== DATA IN THIS EXERCISE ==
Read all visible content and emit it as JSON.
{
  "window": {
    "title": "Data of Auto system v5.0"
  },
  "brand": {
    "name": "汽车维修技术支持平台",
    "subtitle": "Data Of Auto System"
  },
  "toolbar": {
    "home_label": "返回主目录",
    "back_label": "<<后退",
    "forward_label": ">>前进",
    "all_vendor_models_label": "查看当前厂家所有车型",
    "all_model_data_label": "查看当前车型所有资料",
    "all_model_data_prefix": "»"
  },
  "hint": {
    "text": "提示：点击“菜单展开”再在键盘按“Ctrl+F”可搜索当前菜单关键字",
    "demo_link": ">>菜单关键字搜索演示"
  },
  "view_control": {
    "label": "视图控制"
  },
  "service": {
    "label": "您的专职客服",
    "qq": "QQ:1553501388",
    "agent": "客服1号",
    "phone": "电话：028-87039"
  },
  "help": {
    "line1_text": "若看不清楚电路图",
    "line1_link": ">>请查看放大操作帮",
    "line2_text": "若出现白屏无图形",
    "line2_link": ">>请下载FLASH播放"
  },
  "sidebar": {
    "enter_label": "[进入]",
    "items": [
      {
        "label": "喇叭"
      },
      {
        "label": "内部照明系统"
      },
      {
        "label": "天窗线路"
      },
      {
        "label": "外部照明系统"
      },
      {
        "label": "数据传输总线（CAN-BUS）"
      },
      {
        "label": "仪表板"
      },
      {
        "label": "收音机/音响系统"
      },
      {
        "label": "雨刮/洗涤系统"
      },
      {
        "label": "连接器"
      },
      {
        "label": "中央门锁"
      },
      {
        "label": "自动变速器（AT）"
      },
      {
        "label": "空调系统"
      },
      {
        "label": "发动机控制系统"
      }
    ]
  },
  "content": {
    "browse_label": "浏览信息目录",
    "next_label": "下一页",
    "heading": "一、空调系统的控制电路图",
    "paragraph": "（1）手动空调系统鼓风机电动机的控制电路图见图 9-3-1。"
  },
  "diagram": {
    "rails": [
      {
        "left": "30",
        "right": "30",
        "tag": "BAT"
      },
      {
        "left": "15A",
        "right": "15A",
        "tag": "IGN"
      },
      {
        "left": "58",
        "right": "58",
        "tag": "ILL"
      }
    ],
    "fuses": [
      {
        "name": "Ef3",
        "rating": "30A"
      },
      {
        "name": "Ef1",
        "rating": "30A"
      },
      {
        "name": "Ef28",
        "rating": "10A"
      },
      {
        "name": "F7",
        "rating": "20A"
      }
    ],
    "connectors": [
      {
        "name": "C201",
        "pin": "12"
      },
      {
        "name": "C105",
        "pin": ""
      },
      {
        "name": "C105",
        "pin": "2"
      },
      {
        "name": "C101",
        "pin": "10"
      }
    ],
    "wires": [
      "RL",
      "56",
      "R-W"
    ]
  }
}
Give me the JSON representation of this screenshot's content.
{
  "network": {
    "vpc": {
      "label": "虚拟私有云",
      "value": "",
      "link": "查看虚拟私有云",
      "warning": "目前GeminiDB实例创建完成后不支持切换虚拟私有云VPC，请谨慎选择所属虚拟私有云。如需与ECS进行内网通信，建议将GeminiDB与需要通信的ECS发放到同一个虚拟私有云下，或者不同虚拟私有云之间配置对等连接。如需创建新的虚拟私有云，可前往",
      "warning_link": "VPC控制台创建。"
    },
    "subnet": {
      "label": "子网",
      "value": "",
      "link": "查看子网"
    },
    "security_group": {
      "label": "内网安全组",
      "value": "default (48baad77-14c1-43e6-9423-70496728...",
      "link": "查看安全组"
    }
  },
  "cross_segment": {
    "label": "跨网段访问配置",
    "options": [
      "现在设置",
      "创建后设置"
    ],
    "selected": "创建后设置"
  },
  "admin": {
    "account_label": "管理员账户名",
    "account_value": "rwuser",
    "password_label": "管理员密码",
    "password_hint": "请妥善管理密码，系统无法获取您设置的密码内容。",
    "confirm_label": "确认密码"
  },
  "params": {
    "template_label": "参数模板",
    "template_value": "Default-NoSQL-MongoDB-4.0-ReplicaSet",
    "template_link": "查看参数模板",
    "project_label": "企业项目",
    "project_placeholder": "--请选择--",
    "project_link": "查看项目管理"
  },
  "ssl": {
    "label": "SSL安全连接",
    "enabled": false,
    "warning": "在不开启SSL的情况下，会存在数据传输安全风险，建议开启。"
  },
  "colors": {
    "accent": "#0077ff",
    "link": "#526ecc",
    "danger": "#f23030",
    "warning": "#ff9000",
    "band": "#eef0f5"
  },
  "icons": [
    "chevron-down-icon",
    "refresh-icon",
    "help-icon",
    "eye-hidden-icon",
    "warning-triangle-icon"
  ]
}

== EXERCISE ==
Would you give the material above again, complete and exact?

== THE RESULT ==
Read all visible content and emit it as JSON.
{
  "window": {
    "title": "Data of Auto system v5.0"
  },
  "brand": {
    "name": "汽车维修技术支持平台",
    "subtitle": "Data Of Auto System"
  },
  "toolbar": {
    "home_label": "返回主目录",
    "back_label": "<<后退",
    "forward_label": ">>前进",
    "all_vendor_models_label": "查看当前厂家所有车型",
    "all_model_data_label": "查看当前车型所有资料",
    "all_model_data_prefix": "»"
  },
  "hint": {
    "text": "提示：点击“菜单展开”再在键盘按“Ctrl+F”可搜索当前菜单关键字",
    "demo_link": ">>菜单关键字搜索演示"
  },
  "view_control": {
    "label": "视图控制"
  },
  "service": {
    "label": "您的专职客服",
    "qq": "QQ:1553501388",
    "agent": "客服1号",
    "phone": "电话：028-87039"
  },
  "help": {
    "line1_text": "若看不清楚电路图",
    "line1_link": ">>请查看放大操作帮",
    "line2_text": "若出现白屏无图形",
    "line2_link": ">>请下载FLASH播放"
  },
  "sidebar": {
    "enter_label": "[进入]",
    "items": [
      {
        "label": "喇叭"
      },
      {
        "label": "内部照明系统"
      },
      {
        "label": "天窗线路"
      },
      {
        "label": "外部照明系统"
      },
      {
        "label": "数据传输总线（CAN-BUS）"
      },
      {
        "label": "仪表板"
      },
      {
        "label": "收音机/音响系统"
      },
      {
        "label": "雨刮/洗涤系统"
      },
      {
        "label": "连接器"
      },
      {
        "label": "中央门锁"
      },
      {
        "label": "自动变速器（AT）"
      },
      {
        "label": "空调系统"
      },
      {
        "label": "发动机控制系统"
      }
    ]
  },
  "content": {
    "browse_label": "浏览信息目录",
    "next_label": "下一页",
    "heading": "一、空调系统的控制电路图",
    "paragraph": "（1）手动空调系统鼓风机电动机的控制电路图见图 9-3-1。"
  },
  "diagram": {
    "rails": [
      {
        "left": "30",
        "right": "30",
        "tag": "BAT"
      },
      {
        "left": "15A",
        "right": "15A",
        "tag": "IGN"
      },
      {
        "left": "58",
        "right": "58",
        "tag": "ILL"
      }
    ],
    "fuses": [
      {
        "name": "Ef3",
        "rating": "30A"
      },
      {
        "name": "Ef1",
        "rating": "30A"
      },
      {
        "name": "Ef28",
        "rating": "10A"
      },
      {
        "name": "F7",
        "rating": "20A"
      }
    ],
    "connectors": [
      {
        "name": "C201",
        "pin": "12"
      },
      {
        "name": "C105",
        "pin": ""
      },
      {
        "name": "C105",
        "pin": "2"
      },
      {
        "name": "C101",
        "pin": "10"
      }
    ],
    "wires": [
      "RL",
      "56",
      "R-W"
    ]
  }
}
Give me the JSON representation of this screenshot's content.
{
  "network": {
    "vpc": {
      "label": "虚拟私有云",
      "value": "",
      "link": "查看虚拟私有云",
      "warning": "目前GeminiDB实例创建完成后不支持切换虚拟私有云VPC，请谨慎选择所属虚拟私有云。如需与ECS进行内网通信，建议将GeminiDB与需要通信的ECS发放到同一个虚拟私有云下，或者不同虚拟私有云之间配置对等连接。如需创建新的虚拟私有云，可前往",
      "warning_link": "VPC控制台创建。"
    },
    "subnet": {
      "label": "子网",
      "value": "",
      "link": "查看子网"
    },
    "security_group": {
      "label": "内网安全组",
      "value": "default (48baad77-14c1-43e6-9423-70496728...",
      "link": "查看安全组"
    }
  },
  "cross_segment": {
    "label": "跨网段访问配置",
    "options": [
      "现在设置",
      "创建后设置"
    ],
    "selected": "创建后设置"
  },
  "admin": {
    "account_label": "管理员账户名",
    "account_value": "rwuser",
    "password_label": "管理员密码",
    "password_hint": "请妥善管理密码，系统无法获取您设置的密码内容。",
    "confirm_label": "确认密码"
  },
  "params": {
    "template_label": "参数模板",
    "template_value": "Default-NoSQL-MongoDB-4.0-ReplicaSet",
    "template_link": "查看参数模板",
    "project_label": "企业项目",
    "project_placeholder": "--请选择--",
    "project_link": "查看项目管理"
  },
  "ssl": {
    "label": "SSL安全连接",
    "enabled": false,
    "warning": "在不开启SSL的情况下，会存在数据传输安全风险，建议开启。"
  },
  "colors": {
    "accent": "#0077ff",
    "link": "#526ecc",
    "danger": "#f23030",
    "warning": "#ff9000",
    "band": "#eef0f5"
  },
  "icons": [
    "chevron-down-icon",
    "refresh-icon",
    "help-icon",
    "eye-hidden-icon",
    "warning-triangle-icon"
  ]
}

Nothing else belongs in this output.